(Records that describe figures)

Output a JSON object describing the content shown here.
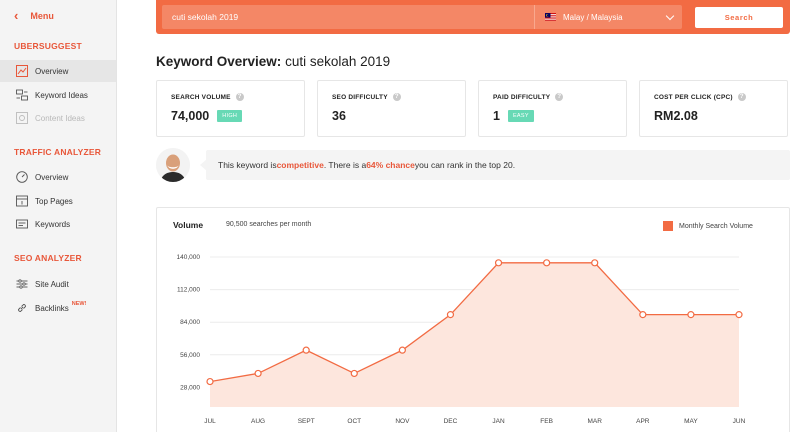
{
  "sidebar": {
    "menu_label": "Menu",
    "sections": [
      {
        "title": "UBERSUGGEST",
        "items": [
          {
            "label": "Overview",
            "icon": "overview-icon",
            "active": true
          },
          {
            "label": "Keyword Ideas",
            "icon": "keyword-ideas-icon"
          },
          {
            "label": "Content Ideas",
            "icon": "content-ideas-icon",
            "disabled": true
          }
        ]
      },
      {
        "title": "TRAFFIC ANALYZER",
        "items": [
          {
            "label": "Overview",
            "icon": "gauge-icon"
          },
          {
            "label": "Top Pages",
            "icon": "top-pages-icon"
          },
          {
            "label": "Keywords",
            "icon": "keywords-icon"
          }
        ]
      },
      {
        "title": "SEO ANALYZER",
        "items": [
          {
            "label": "Site Audit",
            "icon": "site-audit-icon"
          },
          {
            "label": "Backlinks",
            "icon": "backlinks-icon",
            "badge": "NEW!"
          }
        ]
      }
    ]
  },
  "search": {
    "query": "cuti sekolah 2019",
    "country": "Malay / Malaysia",
    "button_label": "Search"
  },
  "overview": {
    "title_prefix": "Keyword Overview:",
    "keyword": "cuti sekolah 2019"
  },
  "cards": [
    {
      "label": "SEARCH VOLUME",
      "value": "74,000",
      "badge": "HIGH"
    },
    {
      "label": "SEO DIFFICULTY",
      "value": "36"
    },
    {
      "label": "PAID DIFFICULTY",
      "value": "1",
      "badge": "EASY"
    },
    {
      "label": "COST PER CLICK (CPC)",
      "value": "RM2.08"
    }
  ],
  "insight": {
    "part1": "This keyword is ",
    "competitive": "competitive",
    "part2": ". There is a ",
    "chance": "64% chance",
    "part3": " you can rank in the top 20."
  },
  "colors": {
    "accent": "#f26b43",
    "badge_green": "#67d9b5"
  },
  "chart_data": {
    "type": "area",
    "title": "Volume",
    "subtitle": "90,500 searches per month",
    "legend": "Monthly Search Volume",
    "legend_position": "top-right",
    "categories": [
      "JUL",
      "AUG",
      "SEPT",
      "OCT",
      "NOV",
      "DEC",
      "JAN",
      "FEB",
      "MAR",
      "APR",
      "MAY",
      "JUN"
    ],
    "series": [
      {
        "name": "Monthly Search Volume",
        "values": [
          33000,
          40000,
          60000,
          40000,
          60000,
          90500,
          135000,
          135000,
          135000,
          90500,
          90500,
          90500
        ]
      }
    ],
    "y_ticks": [
      "28,000",
      "56,000",
      "84,000",
      "112,000",
      "140,000"
    ],
    "ylim": [
      0,
      140000
    ],
    "grid": true
  }
}
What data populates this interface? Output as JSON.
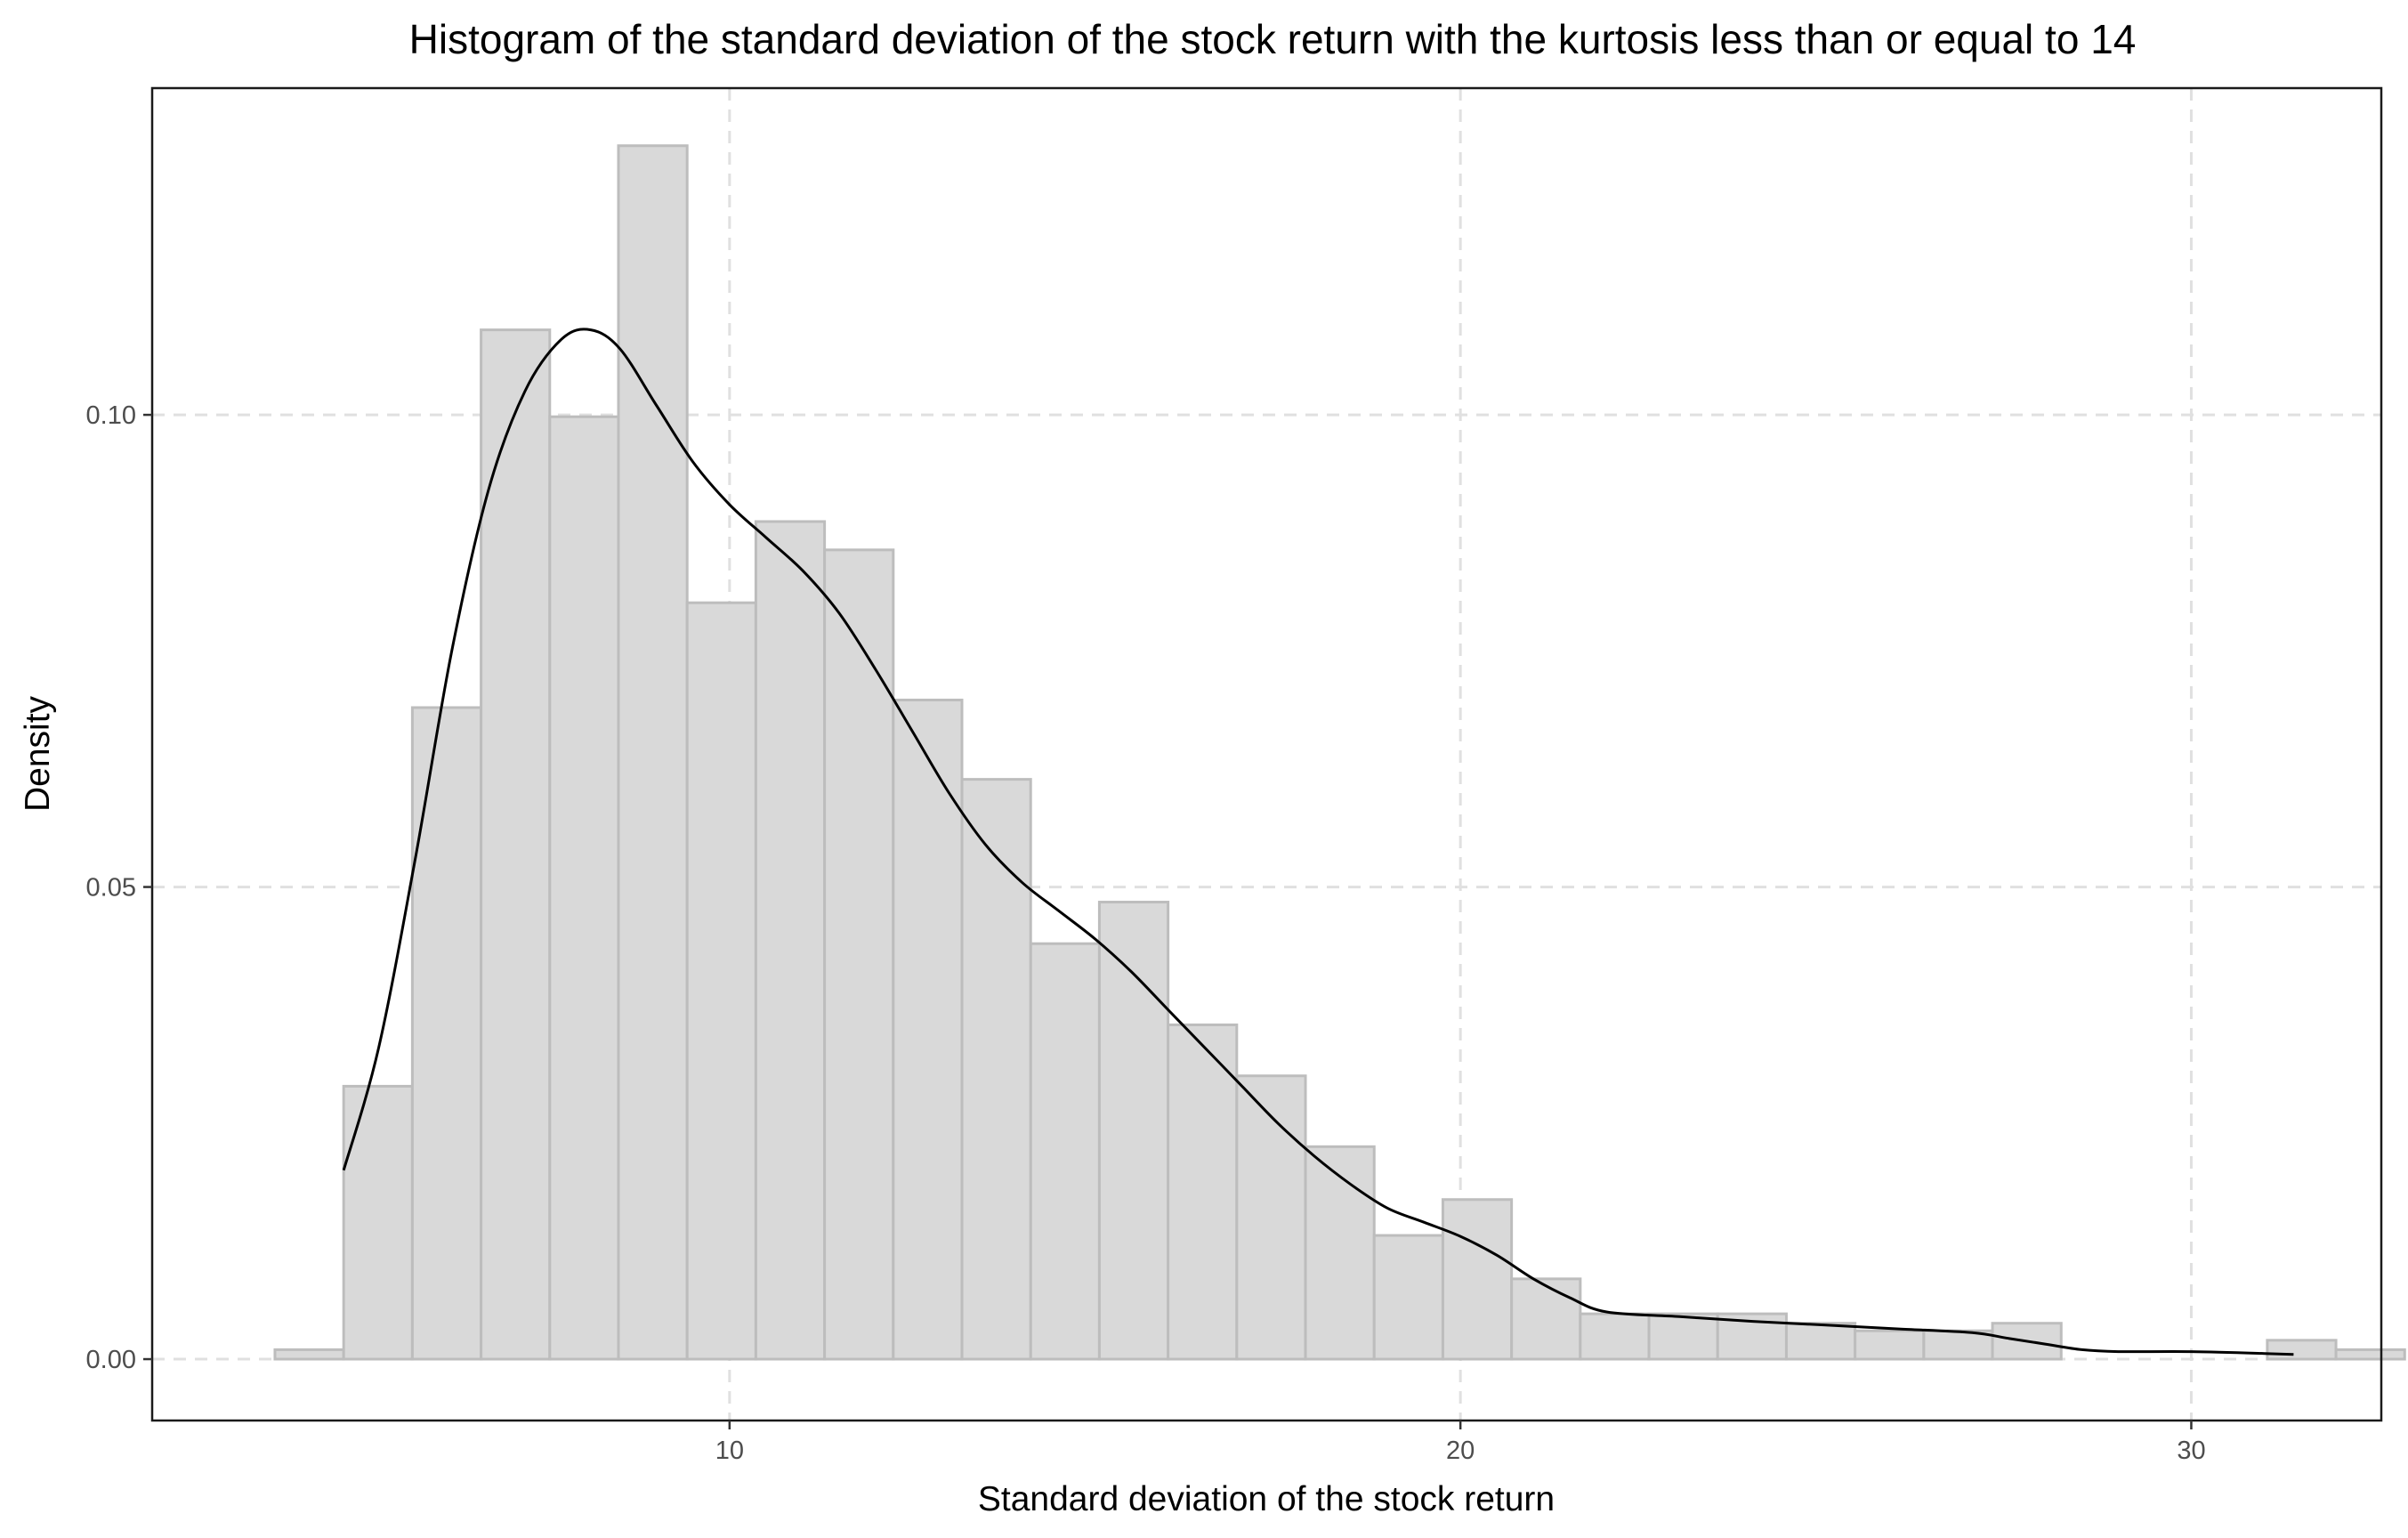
{
  "chart_data": {
    "type": "histogram",
    "title": "Histogram of the standard deviation of the stock return with the kurtosis less than or equal to 14",
    "xlabel": "Standard deviation of the stock return",
    "ylabel": "Density",
    "xlim": [
      2.1,
      32.6
    ],
    "ylim": [
      -0.0065,
      0.1346
    ],
    "xticks": [
      10,
      20,
      30
    ],
    "xtick_labels": [
      "10",
      "20",
      "30"
    ],
    "yticks": [
      0.0,
      0.05,
      0.1
    ],
    "ytick_labels": [
      "0.00",
      "0.05",
      "0.10"
    ],
    "grid": true,
    "grid_style": "dashed",
    "colors": {
      "bar_fill": "#d9d9d9",
      "bar_stroke": "#bdbdbd",
      "density_line": "#000000",
      "grid": "#e0e0e0",
      "panel_border": "#1a1a1a"
    },
    "bins": {
      "start": 3.78,
      "width": 0.94,
      "values": [
        0.001,
        0.0289,
        0.069,
        0.109,
        0.0998,
        0.1285,
        0.0801,
        0.0887,
        0.0857,
        0.0698,
        0.0614,
        0.044,
        0.0484,
        0.0354,
        0.03,
        0.0225,
        0.0131,
        0.0169,
        0.0085,
        0.0048,
        0.0048,
        0.0048,
        0.0038,
        0.003,
        0.003,
        0.0038,
        0.0,
        0.0,
        0.0,
        0.002,
        0.001
      ]
    },
    "density": {
      "x": [
        4.72,
        5.2,
        5.7,
        6.2,
        6.7,
        7.2,
        7.7,
        8.1,
        8.5,
        9.0,
        9.5,
        10.0,
        10.5,
        11.0,
        11.5,
        12.0,
        12.5,
        13.0,
        13.5,
        14.0,
        14.5,
        15.0,
        15.5,
        16.0,
        16.5,
        17.0,
        17.5,
        18.0,
        18.5,
        19.0,
        19.5,
        20.0,
        20.5,
        21.0,
        21.5,
        22.0,
        23.0,
        24.0,
        25.0,
        26.0,
        27.0,
        27.5,
        28.0,
        28.5,
        29.0,
        30.0,
        31.0,
        31.4
      ],
      "y": [
        0.02,
        0.033,
        0.053,
        0.075,
        0.092,
        0.1025,
        0.108,
        0.109,
        0.107,
        0.101,
        0.095,
        0.0905,
        0.087,
        0.0835,
        0.079,
        0.073,
        0.0665,
        0.06,
        0.0545,
        0.0505,
        0.0475,
        0.0445,
        0.041,
        0.037,
        0.033,
        0.029,
        0.025,
        0.0215,
        0.0185,
        0.016,
        0.0145,
        0.013,
        0.011,
        0.0085,
        0.0065,
        0.005,
        0.0045,
        0.004,
        0.0036,
        0.0032,
        0.0028,
        0.0022,
        0.0016,
        0.001,
        0.0008,
        0.0008,
        0.0006,
        0.0005
      ]
    }
  }
}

Problem to work on: Restate the data above exactly, stripping out each image.

Reply to the exercise:
Output a JSON object describing the content shown here.
{
  "sidebar": {
    "menu_label": "Menu",
    "sections": [
      {
        "title": "UBERSUGGEST",
        "items": [
          {
            "label": "Overview",
            "icon": "overview-icon",
            "active": true
          },
          {
            "label": "Keyword Ideas",
            "icon": "keyword-ideas-icon"
          },
          {
            "label": "Content Ideas",
            "icon": "content-ideas-icon",
            "disabled": true
          }
        ]
      },
      {
        "title": "TRAFFIC ANALYZER",
        "items": [
          {
            "label": "Overview",
            "icon": "gauge-icon"
          },
          {
            "label": "Top Pages",
            "icon": "top-pages-icon"
          },
          {
            "label": "Keywords",
            "icon": "keywords-icon"
          }
        ]
      },
      {
        "title": "SEO ANALYZER",
        "items": [
          {
            "label": "Site Audit",
            "icon": "site-audit-icon"
          },
          {
            "label": "Backlinks",
            "icon": "backlinks-icon",
            "badge": "NEW!"
          }
        ]
      }
    ]
  },
  "search": {
    "query": "cuti sekolah 2019",
    "country": "Malay / Malaysia",
    "button_label": "Search"
  },
  "overview": {
    "title_prefix": "Keyword Overview:",
    "keyword": "cuti sekolah 2019"
  },
  "cards": [
    {
      "label": "SEARCH VOLUME",
      "value": "74,000",
      "badge": "HIGH"
    },
    {
      "label": "SEO DIFFICULTY",
      "value": "36"
    },
    {
      "label": "PAID DIFFICULTY",
      "value": "1",
      "badge": "EASY"
    },
    {
      "label": "COST PER CLICK (CPC)",
      "value": "RM2.08"
    }
  ],
  "insight": {
    "part1": "This keyword is ",
    "competitive": "competitive",
    "part2": ". There is a ",
    "chance": "64% chance",
    "part3": " you can rank in the top 20."
  },
  "colors": {
    "accent": "#f26b43",
    "badge_green": "#67d9b5"
  },
  "chart_data": {
    "type": "area",
    "title": "Volume",
    "subtitle": "90,500 searches per month",
    "legend": "Monthly Search Volume",
    "legend_position": "top-right",
    "categories": [
      "JUL",
      "AUG",
      "SEPT",
      "OCT",
      "NOV",
      "DEC",
      "JAN",
      "FEB",
      "MAR",
      "APR",
      "MAY",
      "JUN"
    ],
    "series": [
      {
        "name": "Monthly Search Volume",
        "values": [
          33000,
          40000,
          60000,
          40000,
          60000,
          90500,
          135000,
          135000,
          135000,
          90500,
          90500,
          90500
        ]
      }
    ],
    "y_ticks": [
      "28,000",
      "56,000",
      "84,000",
      "112,000",
      "140,000"
    ],
    "ylim": [
      0,
      140000
    ],
    "grid": true
  }
}
What data populates this interface? Output as JSON.
{
  "chart_data": {
    "type": "histogram",
    "title": "Histogram of the standard deviation of the stock return with the kurtosis less than or equal to 14",
    "xlabel": "Standard deviation of the stock return",
    "ylabel": "Density",
    "xlim": [
      2.1,
      32.6
    ],
    "ylim": [
      -0.0065,
      0.1346
    ],
    "xticks": [
      10,
      20,
      30
    ],
    "xtick_labels": [
      "10",
      "20",
      "30"
    ],
    "yticks": [
      0.0,
      0.05,
      0.1
    ],
    "ytick_labels": [
      "0.00",
      "0.05",
      "0.10"
    ],
    "grid": true,
    "grid_style": "dashed",
    "colors": {
      "bar_fill": "#d9d9d9",
      "bar_stroke": "#bdbdbd",
      "density_line": "#000000",
      "grid": "#e0e0e0",
      "panel_border": "#1a1a1a"
    },
    "bins": {
      "start": 3.78,
      "width": 0.94,
      "values": [
        0.001,
        0.0289,
        0.069,
        0.109,
        0.0998,
        0.1285,
        0.0801,
        0.0887,
        0.0857,
        0.0698,
        0.0614,
        0.044,
        0.0484,
        0.0354,
        0.03,
        0.0225,
        0.0131,
        0.0169,
        0.0085,
        0.0048,
        0.0048,
        0.0048,
        0.0038,
        0.003,
        0.003,
        0.0038,
        0.0,
        0.0,
        0.0,
        0.002,
        0.001
      ]
    },
    "density": {
      "x": [
        4.72,
        5.2,
        5.7,
        6.2,
        6.7,
        7.2,
        7.7,
        8.1,
        8.5,
        9.0,
        9.5,
        10.0,
        10.5,
        11.0,
        11.5,
        12.0,
        12.5,
        13.0,
        13.5,
        14.0,
        14.5,
        15.0,
        15.5,
        16.0,
        16.5,
        17.0,
        17.5,
        18.0,
        18.5,
        19.0,
        19.5,
        20.0,
        20.5,
        21.0,
        21.5,
        22.0,
        23.0,
        24.0,
        25.0,
        26.0,
        27.0,
        27.5,
        28.0,
        28.5,
        29.0,
        30.0,
        31.0,
        31.4
      ],
      "y": [
        0.02,
        0.033,
        0.053,
        0.075,
        0.092,
        0.1025,
        0.108,
        0.109,
        0.107,
        0.101,
        0.095,
        0.0905,
        0.087,
        0.0835,
        0.079,
        0.073,
        0.0665,
        0.06,
        0.0545,
        0.0505,
        0.0475,
        0.0445,
        0.041,
        0.037,
        0.033,
        0.029,
        0.025,
        0.0215,
        0.0185,
        0.016,
        0.0145,
        0.013,
        0.011,
        0.0085,
        0.0065,
        0.005,
        0.0045,
        0.004,
        0.0036,
        0.0032,
        0.0028,
        0.0022,
        0.0016,
        0.001,
        0.0008,
        0.0008,
        0.0006,
        0.0005
      ]
    }
  }
}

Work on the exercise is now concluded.